* [Material provided]

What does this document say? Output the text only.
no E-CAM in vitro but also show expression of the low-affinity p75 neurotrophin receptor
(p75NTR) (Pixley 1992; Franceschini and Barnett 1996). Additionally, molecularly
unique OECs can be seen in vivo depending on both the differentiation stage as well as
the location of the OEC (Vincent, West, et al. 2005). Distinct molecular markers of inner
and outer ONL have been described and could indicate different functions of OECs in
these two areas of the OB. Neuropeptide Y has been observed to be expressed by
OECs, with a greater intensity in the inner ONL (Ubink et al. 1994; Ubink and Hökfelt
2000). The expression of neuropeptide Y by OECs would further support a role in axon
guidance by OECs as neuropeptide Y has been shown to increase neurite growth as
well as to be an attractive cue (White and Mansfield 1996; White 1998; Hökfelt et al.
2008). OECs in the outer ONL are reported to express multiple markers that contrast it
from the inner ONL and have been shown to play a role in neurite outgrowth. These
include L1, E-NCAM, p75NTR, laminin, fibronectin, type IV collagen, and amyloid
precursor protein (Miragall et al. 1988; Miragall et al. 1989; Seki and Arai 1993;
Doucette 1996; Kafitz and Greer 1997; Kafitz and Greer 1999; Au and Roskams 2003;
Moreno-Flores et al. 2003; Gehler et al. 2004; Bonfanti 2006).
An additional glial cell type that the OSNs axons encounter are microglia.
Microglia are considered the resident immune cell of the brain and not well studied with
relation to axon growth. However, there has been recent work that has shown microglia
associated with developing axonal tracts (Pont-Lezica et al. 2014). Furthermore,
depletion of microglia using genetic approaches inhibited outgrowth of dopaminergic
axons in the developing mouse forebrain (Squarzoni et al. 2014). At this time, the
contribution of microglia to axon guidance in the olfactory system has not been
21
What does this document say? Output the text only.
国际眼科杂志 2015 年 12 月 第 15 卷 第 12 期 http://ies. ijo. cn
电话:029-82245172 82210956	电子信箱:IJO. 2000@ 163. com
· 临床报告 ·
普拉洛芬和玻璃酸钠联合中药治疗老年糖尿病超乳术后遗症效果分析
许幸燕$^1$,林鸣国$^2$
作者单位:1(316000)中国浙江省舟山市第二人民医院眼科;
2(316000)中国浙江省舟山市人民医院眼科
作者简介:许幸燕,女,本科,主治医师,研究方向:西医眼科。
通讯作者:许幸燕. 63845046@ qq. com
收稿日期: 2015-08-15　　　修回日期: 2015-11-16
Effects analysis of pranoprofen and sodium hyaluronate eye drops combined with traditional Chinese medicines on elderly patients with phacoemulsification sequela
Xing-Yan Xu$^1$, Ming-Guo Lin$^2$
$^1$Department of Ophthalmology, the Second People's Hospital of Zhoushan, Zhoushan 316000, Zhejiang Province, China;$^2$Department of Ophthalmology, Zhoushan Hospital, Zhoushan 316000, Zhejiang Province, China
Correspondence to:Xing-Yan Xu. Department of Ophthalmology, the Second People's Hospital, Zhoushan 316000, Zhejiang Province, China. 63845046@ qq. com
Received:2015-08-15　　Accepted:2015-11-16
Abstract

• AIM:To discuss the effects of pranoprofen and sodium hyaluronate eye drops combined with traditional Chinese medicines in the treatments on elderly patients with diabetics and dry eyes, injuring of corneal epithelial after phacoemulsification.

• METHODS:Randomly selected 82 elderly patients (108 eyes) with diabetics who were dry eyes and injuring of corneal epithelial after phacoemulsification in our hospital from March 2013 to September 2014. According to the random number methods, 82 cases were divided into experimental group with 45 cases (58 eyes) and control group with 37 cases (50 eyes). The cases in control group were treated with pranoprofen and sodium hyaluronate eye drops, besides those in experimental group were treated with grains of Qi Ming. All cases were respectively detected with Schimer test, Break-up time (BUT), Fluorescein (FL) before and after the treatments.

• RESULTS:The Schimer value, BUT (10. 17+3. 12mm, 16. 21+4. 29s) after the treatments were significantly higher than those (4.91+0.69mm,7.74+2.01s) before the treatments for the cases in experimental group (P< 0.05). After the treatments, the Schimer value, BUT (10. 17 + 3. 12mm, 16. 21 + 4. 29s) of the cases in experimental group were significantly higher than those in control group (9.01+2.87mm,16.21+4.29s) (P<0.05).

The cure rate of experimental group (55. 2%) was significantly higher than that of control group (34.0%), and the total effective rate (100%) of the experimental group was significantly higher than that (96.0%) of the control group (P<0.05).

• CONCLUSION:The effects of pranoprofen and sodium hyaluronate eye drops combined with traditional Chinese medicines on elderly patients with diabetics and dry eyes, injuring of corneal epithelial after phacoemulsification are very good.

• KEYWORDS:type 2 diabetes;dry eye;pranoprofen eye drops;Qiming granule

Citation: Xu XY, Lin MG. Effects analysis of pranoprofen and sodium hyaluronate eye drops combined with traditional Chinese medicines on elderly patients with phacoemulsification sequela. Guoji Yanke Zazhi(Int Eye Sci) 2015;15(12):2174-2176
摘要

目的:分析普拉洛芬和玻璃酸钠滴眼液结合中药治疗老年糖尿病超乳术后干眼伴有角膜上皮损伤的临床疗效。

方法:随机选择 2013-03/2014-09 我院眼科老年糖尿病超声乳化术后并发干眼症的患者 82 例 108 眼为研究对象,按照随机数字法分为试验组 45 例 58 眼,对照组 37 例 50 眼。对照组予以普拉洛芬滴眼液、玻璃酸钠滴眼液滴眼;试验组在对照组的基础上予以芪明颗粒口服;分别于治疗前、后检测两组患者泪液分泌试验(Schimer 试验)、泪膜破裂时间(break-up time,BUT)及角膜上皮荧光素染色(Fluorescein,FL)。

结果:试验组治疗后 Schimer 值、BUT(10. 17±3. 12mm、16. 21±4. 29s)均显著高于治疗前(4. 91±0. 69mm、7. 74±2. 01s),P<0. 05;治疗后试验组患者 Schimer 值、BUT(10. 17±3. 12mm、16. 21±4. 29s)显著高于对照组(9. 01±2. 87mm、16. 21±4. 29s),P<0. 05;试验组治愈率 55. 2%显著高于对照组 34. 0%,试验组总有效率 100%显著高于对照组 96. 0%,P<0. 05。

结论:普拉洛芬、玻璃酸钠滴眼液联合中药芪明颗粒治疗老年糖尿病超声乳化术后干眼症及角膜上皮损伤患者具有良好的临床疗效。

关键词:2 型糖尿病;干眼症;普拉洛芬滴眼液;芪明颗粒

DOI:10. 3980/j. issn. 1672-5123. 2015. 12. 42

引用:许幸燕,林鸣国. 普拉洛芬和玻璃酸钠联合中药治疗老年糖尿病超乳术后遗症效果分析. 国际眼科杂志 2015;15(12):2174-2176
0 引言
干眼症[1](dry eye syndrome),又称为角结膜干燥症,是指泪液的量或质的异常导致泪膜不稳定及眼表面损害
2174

* [Work item] Where a line of the material holds the word "sequela", copy that line.

* [Answer to this exercise]
Effects analysis of pranoprofen and sodium hyaluronate eye drops combined with traditional Chinese medicines on elderly patients with phacoemulsification sequela
Citation: Xu XY, Lin MG. Effects analysis of pranoprofen and sodium hyaluronate eye drops combined with traditional Chinese medicines on elderly patients with phacoemulsification sequela. Guoji Yanke Zazhi(Int Eye Sci) 2015;15(12):2174-2176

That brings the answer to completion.